Моя жизнь. Мои современники - Владимир Оболенский
Шрифт:
Интервал:
Закладка:
Настроение у всех было приподнятое, но не торжественное. Особенно меня поразили крестьяне, которые чувствовали себя во дворце, как дома: осматривали и ощупывали мебель, свободно разговаривали, обменивались шутками, а когда нас уж очень долго продержали в Николаевском зале стоя, ибо стульев в нем было мало, то начали роптать.
Наконец появился один из церемониймейстеров и пригласил нас перейти в Тронный зал, где направо от трона, или, точнее говоря, от стоявшего на возвышении обыкновенного кресла, на котором лежала горностаевая мантия, выстроились во всю длину зала члены Государственного Совета в разных мундирах с красными, темно-синими и голубыми лентами и орденами, а слева — мы.

· · · ·

» **Условие задания**: Допишите следующую часть отрывка из воспоминаний Владимира Оболенского о приёме в Тронном зале, начав сразу после его последнего предложения. Перечень, помещённый далее, с воспоминаниями никак не связан.

» **Представленный перечень**:

· · · ·

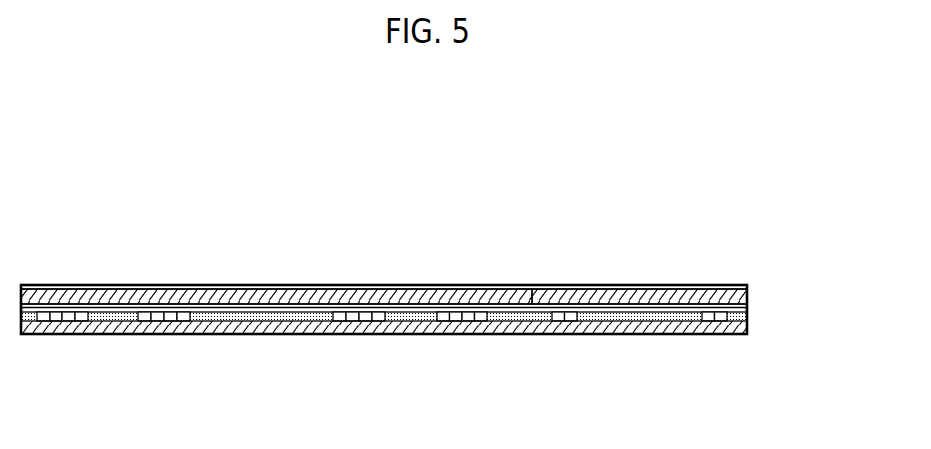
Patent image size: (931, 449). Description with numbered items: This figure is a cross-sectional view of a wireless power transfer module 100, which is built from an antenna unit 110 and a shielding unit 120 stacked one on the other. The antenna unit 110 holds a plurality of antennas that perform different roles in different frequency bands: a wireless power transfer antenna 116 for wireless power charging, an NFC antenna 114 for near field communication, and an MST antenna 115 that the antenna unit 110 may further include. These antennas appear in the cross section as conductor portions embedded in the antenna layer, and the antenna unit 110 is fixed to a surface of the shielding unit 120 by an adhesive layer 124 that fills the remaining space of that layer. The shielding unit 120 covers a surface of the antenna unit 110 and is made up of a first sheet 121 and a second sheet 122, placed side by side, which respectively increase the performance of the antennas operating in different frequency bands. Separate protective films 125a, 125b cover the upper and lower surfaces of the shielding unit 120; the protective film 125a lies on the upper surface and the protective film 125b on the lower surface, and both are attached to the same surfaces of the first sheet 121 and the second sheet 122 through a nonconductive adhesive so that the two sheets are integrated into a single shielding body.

The wireless power transfer module 100 is at (423, 164).
The antenna unit 110 is at (754, 326).
The NFC antenna 114 is at (708, 334).
The MST antenna 115 is at (68, 317).
The wireless power transfer antenna 116 is at (167, 317).
The shielding unit 120 is at (754, 296).
The first sheet 121 is at (478, 300).
The second sheet 122 is at (590, 300).
The adhesive layer 124 is at (299, 315).
The protective film 125a is at (375, 289).
The protective film 125b is at (260, 307).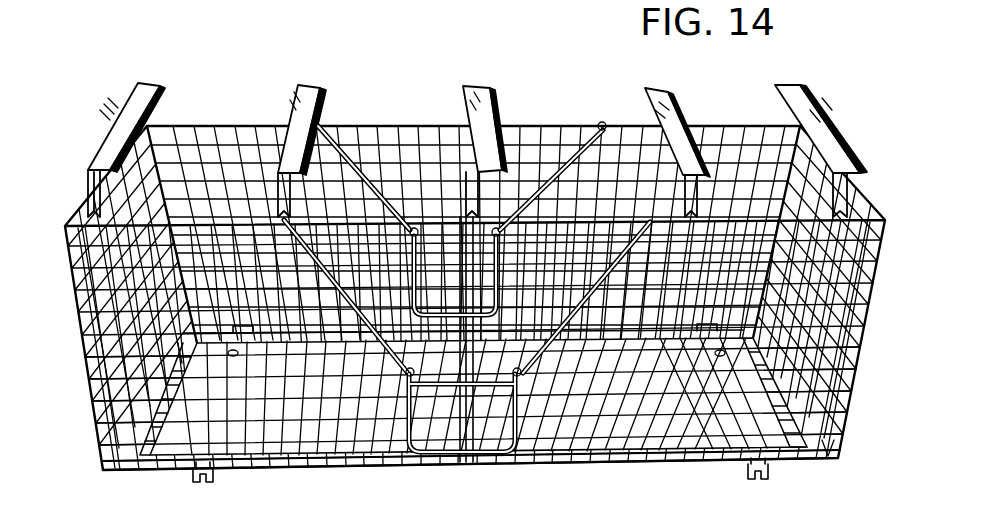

· · · ·

» **Ответ**:
Это были два враждебных стана, расположившиеся друг против друга: пестрая с золотом толпа царских сановников и серо-черная с цветными крапинами толпа депутатов. Старые, седые сановники, хранители этикета и традиций, надменно, хотя не без страха и смущения, разглядывали «улицу», приведенную во дворец революцией, и тихо между собой перешептывались. Не с меньшим презрением и ненавистью смотрела и серо-черная толпа на золотые мундиры.
Вдруг вдали послышались звуки гимна и в зале стало совершенно тихо.
По своему душевному настроению я никогда не был монархистом, но музыка русского национального гимна меня всегда волновала. А в этот торжественный момент — в особенности. Далекий гимн, вначале едва слышный, стал приближаться…
Мне передавали, что во время торжественных выходов во дворце, во всех залах, через которые проходила царская процессия, на хорах помещались оркестры музыки. При вступлении процессии в каждый зал гимн подхватывался соответствующим оркестром, и у стоявших в Тронном зале получалось впечатление, как будто гимн движется вместе с процессией.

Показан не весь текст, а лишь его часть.